[Do this]
The records below are to be repeated in full, exactly as they are.

──────── Task material ────────

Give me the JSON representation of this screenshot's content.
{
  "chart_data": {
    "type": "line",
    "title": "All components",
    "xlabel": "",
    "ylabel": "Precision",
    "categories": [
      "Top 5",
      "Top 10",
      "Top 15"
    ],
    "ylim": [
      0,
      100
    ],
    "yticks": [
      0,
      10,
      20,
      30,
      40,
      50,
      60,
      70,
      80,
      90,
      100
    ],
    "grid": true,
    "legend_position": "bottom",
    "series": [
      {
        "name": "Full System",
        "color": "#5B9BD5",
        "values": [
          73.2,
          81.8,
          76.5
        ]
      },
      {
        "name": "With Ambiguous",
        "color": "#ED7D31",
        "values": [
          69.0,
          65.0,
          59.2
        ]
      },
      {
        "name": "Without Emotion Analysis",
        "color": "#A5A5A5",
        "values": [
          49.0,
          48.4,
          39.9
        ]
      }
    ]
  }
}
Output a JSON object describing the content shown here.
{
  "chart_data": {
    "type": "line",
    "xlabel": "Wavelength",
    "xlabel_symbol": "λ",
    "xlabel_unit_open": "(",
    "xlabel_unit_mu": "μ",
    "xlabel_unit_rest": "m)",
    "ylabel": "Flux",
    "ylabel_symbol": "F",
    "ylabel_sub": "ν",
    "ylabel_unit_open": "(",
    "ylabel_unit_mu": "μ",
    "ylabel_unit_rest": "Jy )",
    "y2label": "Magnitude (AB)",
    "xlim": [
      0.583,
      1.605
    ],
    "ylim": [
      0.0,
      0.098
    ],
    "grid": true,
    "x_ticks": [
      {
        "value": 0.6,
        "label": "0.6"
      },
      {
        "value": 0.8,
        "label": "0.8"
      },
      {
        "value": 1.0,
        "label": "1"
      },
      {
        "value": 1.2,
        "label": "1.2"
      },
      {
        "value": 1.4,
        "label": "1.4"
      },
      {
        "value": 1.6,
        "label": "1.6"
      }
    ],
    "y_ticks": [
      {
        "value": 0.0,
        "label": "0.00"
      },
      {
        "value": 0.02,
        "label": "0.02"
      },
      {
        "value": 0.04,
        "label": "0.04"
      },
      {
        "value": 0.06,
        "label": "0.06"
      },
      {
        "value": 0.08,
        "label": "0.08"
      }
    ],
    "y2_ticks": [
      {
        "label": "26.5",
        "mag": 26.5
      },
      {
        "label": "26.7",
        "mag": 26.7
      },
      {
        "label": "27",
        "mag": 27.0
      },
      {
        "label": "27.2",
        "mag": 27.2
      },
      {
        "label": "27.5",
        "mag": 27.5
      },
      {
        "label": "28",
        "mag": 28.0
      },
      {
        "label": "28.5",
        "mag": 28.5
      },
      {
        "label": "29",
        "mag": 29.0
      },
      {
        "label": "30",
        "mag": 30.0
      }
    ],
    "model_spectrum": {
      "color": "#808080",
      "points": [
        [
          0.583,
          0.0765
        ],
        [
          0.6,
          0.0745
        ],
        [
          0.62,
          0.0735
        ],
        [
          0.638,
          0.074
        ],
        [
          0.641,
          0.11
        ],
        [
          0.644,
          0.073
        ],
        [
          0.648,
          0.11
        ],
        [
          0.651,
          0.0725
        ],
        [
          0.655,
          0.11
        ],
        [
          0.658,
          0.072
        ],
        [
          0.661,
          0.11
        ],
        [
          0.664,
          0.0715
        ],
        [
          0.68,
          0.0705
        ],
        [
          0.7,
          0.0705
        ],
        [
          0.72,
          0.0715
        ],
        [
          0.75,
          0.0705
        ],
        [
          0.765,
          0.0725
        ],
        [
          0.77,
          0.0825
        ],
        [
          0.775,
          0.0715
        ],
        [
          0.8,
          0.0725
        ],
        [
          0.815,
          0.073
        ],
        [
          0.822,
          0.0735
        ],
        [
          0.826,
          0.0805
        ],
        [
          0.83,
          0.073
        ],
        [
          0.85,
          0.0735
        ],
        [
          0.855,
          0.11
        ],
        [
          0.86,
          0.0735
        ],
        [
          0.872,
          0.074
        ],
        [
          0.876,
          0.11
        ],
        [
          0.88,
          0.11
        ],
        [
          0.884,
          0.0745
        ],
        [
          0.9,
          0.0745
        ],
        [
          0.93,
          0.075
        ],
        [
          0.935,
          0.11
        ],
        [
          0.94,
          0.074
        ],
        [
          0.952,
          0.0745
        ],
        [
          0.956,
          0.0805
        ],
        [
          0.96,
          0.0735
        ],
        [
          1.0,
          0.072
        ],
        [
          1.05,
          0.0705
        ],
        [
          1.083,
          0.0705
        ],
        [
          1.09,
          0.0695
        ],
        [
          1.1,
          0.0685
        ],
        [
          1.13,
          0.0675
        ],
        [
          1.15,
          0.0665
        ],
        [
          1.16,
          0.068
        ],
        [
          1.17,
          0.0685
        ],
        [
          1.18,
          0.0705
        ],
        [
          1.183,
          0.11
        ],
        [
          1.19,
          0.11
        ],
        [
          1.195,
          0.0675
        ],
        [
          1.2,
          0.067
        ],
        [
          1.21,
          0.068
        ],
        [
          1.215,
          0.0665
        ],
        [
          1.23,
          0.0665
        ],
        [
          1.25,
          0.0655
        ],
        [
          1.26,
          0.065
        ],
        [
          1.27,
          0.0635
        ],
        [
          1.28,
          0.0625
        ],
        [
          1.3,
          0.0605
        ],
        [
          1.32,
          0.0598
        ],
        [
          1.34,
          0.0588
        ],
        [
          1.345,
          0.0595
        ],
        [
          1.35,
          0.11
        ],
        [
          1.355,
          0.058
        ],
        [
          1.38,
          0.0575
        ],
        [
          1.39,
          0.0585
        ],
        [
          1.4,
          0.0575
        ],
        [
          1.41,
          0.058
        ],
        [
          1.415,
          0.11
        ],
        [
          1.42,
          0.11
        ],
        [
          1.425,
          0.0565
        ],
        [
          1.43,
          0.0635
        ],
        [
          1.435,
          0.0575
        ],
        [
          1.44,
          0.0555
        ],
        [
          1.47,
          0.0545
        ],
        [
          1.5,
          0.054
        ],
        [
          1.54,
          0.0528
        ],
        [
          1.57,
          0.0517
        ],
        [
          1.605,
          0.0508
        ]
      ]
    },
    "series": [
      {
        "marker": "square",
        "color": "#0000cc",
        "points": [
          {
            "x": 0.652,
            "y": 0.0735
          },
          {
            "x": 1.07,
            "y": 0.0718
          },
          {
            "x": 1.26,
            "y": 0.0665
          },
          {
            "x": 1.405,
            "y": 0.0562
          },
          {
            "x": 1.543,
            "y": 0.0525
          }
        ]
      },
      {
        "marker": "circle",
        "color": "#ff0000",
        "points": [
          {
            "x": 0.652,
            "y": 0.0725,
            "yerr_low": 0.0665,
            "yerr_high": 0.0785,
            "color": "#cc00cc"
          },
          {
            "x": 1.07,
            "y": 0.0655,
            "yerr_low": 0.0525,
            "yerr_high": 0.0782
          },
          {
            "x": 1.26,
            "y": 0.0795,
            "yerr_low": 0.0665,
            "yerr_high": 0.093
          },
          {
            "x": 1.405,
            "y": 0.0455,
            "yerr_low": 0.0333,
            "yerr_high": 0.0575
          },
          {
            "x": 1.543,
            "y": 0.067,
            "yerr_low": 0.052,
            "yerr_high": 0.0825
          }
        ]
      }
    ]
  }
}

────────

[Exercise solution]
Give me the JSON representation of this screenshot's content.
{
  "chart_data": {
    "type": "line",
    "title": "All components",
    "xlabel": "",
    "ylabel": "Precision",
    "categories": [
      "Top 5",
      "Top 10",
      "Top 15"
    ],
    "ylim": [
      0,
      100
    ],
    "yticks": [
      0,
      10,
      20,
      30,
      40,
      50,
      60,
      70,
      80,
      90,
      100
    ],
    "grid": true,
    "legend_position": "bottom",
    "series": [
      {
        "name": "Full System",
        "color": "#5B9BD5",
        "values": [
          73.2,
          81.8,
          76.5
        ]
      },
      {
        "name": "With Ambiguous",
        "color": "#ED7D31",
        "values": [
          69.0,
          65.0,
          59.2
        ]
      },
      {
        "name": "Without Emotion Analysis",
        "color": "#A5A5A5",
        "values": [
          49.0,
          48.4,
          39.9
        ]
      }
    ]
  }
}
Output a JSON object describing the content shown here.
{
  "chart_data": {
    "type": "line",
    "xlabel": "Wavelength",
    "xlabel_symbol": "λ",
    "xlabel_unit_open": "(",
    "xlabel_unit_mu": "μ",
    "xlabel_unit_rest": "m)",
    "ylabel": "Flux",
    "ylabel_symbol": "F",
    "ylabel_sub": "ν",
    "ylabel_unit_open": "(",
    "ylabel_unit_mu": "μ",
    "ylabel_unit_rest": "Jy )",
    "y2label": "Magnitude (AB)",
    "xlim": [
      0.583,
      1.605
    ],
    "ylim": [
      0.0,
      0.098
    ],
    "grid": true,
    "x_ticks": [
      {
        "value": 0.6,
        "label": "0.6"
      },
      {
        "value": 0.8,
        "label": "0.8"
      },
      {
        "value": 1.0,
        "label": "1"
      },
      {
        "value": 1.2,
        "label": "1.2"
      },
      {
        "value": 1.4,
        "label": "1.4"
      },
      {
        "value": 1.6,
        "label": "1.6"
      }
    ],
    "y_ticks": [
      {
        "value": 0.0,
        "label": "0.00"
      },
      {
        "value": 0.02,
        "label": "0.02"
      },
      {
        "value": 0.04,
        "label": "0.04"
      },
      {
        "value": 0.06,
        "label": "0.06"
      },
      {
        "value": 0.08,
        "label": "0.08"
      }
    ],
    "y2_ticks": [
      {
        "label": "26.5",
        "mag": 26.5
      },
      {
        "label": "26.7",
        "mag": 26.7
      },
      {
        "label": "27",
        "mag": 27.0
      },
      {
        "label": "27.2",
        "mag": 27.2
      },
      {
        "label": "27.5",
        "mag": 27.5
      },
      {
        "label": "28",
        "mag": 28.0
      },
      {
        "label": "28.5",
        "mag": 28.5
      },
      {
        "label": "29",
        "mag": 29.0
      },
      {
        "label": "30",
        "mag": 30.0
      }
    ],
    "model_spectrum": {
      "color": "#808080",
      "points": [
        [
          0.583,
          0.0765
        ],
        [
          0.6,
          0.0745
        ],
        [
          0.62,
          0.0735
        ],
        [
          0.638,
          0.074
        ],
        [
          0.641,
          0.11
        ],
        [
          0.644,
          0.073
        ],
        [
          0.648,
          0.11
        ],
        [
          0.651,
          0.0725
        ],
        [
          0.655,
          0.11
        ],
        [
          0.658,
          0.072
        ],
        [
          0.661,
          0.11
        ],
        [
          0.664,
          0.0715
        ],
        [
          0.68,
          0.0705
        ],
        [
          0.7,
          0.0705
        ],
        [
          0.72,
          0.0715
        ],
        [
          0.75,
          0.0705
        ],
        [
          0.765,
          0.0725
        ],
        [
          0.77,
          0.0825
        ],
        [
          0.775,
          0.0715
        ],
        [
          0.8,
          0.0725
        ],
        [
          0.815,
          0.073
        ],
        [
          0.822,
          0.0735
        ],
        [
          0.826,
          0.0805
        ],
        [
          0.83,
          0.073
        ],
        [
          0.85,
          0.0735
        ],
        [
          0.855,
          0.11
        ],
        [
          0.86,
          0.0735
        ],
        [
          0.872,
          0.074
        ],
        [
          0.876,
          0.11
        ],
        [
          0.88,
          0.11
        ],
        [
          0.884,
          0.0745
        ],
        [
          0.9,
          0.0745
        ],
        [
          0.93,
          0.075
        ],
        [
          0.935,
          0.11
        ],
        [
          0.94,
          0.074
        ],
        [
          0.952,
          0.0745
        ],
        [
          0.956,
          0.0805
        ],
        [
          0.96,
          0.0735
        ],
        [
          1.0,
          0.072
        ],
        [
          1.05,
          0.0705
        ],
        [
          1.083,
          0.0705
        ],
        [
          1.09,
          0.0695
        ],
        [
          1.1,
          0.0685
        ],
        [
          1.13,
          0.0675
        ],
        [
          1.15,
          0.0665
        ],
        [
          1.16,
          0.068
        ],
        [
          1.17,
          0.0685
        ],
        [
          1.18,
          0.0705
        ],
        [
          1.183,
          0.11
        ],
        [
          1.19,
          0.11
        ],
        [
          1.195,
          0.0675
        ],
        [
          1.2,
          0.067
        ],
        [
          1.21,
          0.068
        ],
        [
          1.215,
          0.0665
        ],
        [
          1.23,
          0.0665
        ],
        [
          1.25,
          0.0655
        ],
        [
          1.26,
          0.065
        ],
        [
          1.27,
          0.0635
        ],
        [
          1.28,
          0.0625
        ],
        [
          1.3,
          0.0605
        ],
        [
          1.32,
          0.0598
        ],
        [
          1.34,
          0.0588
        ],
        [
          1.345,
          0.0595
        ],
        [
          1.35,
          0.11
        ],
        [
          1.355,
          0.058
        ],
        [
          1.38,
          0.0575
        ],
        [
          1.39,
          0.0585
        ],
        [
          1.4,
          0.0575
        ],
        [
          1.41,
          0.058
        ],
        [
          1.415,
          0.11
        ],
        [
          1.42,
          0.11
        ],
        [
          1.425,
          0.0565
        ],
        [
          1.43,
          0.0635
        ],
        [
          1.435,
          0.0575
        ],
        [
          1.44,
          0.0555
        ],
        [
          1.47,
          0.0545
        ],
        [
          1.5,
          0.054
        ],
        [
          1.54,
          0.0528
        ],
        [
          1.57,
          0.0517
        ],
        [
          1.605,
          0.0508
        ]
      ]
    },
    "series": [
      {
        "marker": "square",
        "color": "#0000cc",
        "points": [
          {
            "x": 0.652,
            "y": 0.0735
          },
          {
            "x": 1.07,
            "y": 0.0718
          },
          {
            "x": 1.26,
            "y": 0.0665
          },
          {
            "x": 1.405,
            "y": 0.0562
          },
          {
            "x": 1.543,
            "y": 0.0525
          }
        ]
      },
      {
        "marker": "circle",
        "color": "#ff0000",
        "points": [
          {
            "x": 0.652,
            "y": 0.0725,
            "yerr_low": 0.0665,
            "yerr_high": 0.0785,
            "color": "#cc00cc"
          },
          {
            "x": 1.07,
            "y": 0.0655,
            "yerr_low": 0.0525,
            "yerr_high": 0.0782
          },
          {
            "x": 1.26,
            "y": 0.0795,
            "yerr_low": 0.0665,
            "yerr_high": 0.093
          },
          {
            "x": 1.405,
            "y": 0.0455,
            "yerr_low": 0.0333,
            "yerr_high": 0.0575
          },
          {
            "x": 1.543,
            "y": 0.067,
            "yerr_low": 0.052,
            "yerr_high": 0.0825
          }
        ]
      }
    ]
  }
}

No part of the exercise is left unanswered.